• **Your instructions**
Pick out all lines in the listing holding the string "this" and copy them.

-- -- --

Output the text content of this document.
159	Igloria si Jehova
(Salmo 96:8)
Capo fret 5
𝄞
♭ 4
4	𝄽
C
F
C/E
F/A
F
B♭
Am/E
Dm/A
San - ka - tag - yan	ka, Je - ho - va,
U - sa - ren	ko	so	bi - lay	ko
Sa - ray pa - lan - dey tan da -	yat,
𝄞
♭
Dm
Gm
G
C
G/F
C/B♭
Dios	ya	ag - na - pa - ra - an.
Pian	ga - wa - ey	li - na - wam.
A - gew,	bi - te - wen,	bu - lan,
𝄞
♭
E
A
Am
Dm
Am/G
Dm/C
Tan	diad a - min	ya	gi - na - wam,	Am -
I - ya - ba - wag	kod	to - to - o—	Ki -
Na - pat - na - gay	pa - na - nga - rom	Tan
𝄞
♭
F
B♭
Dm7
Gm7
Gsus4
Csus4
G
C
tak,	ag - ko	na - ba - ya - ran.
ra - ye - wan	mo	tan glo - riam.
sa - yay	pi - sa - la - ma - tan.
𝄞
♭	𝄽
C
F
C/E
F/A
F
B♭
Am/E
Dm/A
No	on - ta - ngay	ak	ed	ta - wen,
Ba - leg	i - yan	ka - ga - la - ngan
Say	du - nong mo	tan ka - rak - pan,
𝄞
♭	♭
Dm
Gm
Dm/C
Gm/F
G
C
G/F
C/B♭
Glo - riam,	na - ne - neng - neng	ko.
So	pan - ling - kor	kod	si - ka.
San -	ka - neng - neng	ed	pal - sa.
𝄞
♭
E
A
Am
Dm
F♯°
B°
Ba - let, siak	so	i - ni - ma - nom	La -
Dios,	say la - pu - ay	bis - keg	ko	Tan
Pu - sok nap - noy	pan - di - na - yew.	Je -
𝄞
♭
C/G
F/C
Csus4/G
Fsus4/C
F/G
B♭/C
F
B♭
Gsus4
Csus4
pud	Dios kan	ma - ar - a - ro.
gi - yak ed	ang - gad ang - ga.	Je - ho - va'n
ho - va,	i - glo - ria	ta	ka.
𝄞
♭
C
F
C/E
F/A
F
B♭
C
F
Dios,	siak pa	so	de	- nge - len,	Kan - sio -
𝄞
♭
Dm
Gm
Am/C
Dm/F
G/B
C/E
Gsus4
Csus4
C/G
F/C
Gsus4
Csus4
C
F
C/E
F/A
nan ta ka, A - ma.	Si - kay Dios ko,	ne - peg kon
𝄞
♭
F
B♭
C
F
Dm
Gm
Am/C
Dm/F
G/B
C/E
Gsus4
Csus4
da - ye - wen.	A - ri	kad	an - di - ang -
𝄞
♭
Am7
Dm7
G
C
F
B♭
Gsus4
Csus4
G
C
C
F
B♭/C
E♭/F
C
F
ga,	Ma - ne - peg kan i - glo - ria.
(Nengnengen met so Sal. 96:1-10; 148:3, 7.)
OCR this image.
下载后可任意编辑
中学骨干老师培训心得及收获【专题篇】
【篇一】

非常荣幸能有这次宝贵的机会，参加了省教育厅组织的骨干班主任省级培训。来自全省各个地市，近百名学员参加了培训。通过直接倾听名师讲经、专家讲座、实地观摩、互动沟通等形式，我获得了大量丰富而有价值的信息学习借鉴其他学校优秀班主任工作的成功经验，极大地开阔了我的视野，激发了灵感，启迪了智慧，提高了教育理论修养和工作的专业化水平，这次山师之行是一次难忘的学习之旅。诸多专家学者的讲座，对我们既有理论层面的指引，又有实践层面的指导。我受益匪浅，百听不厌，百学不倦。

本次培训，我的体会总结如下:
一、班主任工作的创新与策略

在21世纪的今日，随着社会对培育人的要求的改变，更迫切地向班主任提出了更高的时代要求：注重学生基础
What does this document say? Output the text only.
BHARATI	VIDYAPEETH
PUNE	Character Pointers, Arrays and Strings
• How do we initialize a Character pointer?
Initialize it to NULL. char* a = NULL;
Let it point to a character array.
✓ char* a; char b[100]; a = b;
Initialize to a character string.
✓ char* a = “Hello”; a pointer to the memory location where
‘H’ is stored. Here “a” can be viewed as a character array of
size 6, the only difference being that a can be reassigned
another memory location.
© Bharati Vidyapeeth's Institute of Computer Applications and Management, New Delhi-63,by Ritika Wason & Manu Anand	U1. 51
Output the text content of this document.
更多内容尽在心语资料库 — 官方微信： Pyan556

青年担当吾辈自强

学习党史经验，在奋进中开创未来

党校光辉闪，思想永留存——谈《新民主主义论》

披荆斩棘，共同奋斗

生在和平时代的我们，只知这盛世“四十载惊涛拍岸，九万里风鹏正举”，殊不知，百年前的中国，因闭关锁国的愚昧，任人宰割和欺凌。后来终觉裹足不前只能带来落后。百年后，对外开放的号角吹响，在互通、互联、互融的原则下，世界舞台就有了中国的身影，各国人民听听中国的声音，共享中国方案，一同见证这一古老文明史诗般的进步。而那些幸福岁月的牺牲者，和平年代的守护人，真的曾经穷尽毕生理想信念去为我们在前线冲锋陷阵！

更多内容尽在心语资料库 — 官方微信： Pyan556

-- -- --

• **Output**
Output the text content of this document.
OCR this image.
What does this document say? Output the text only.
Output the text content of this document.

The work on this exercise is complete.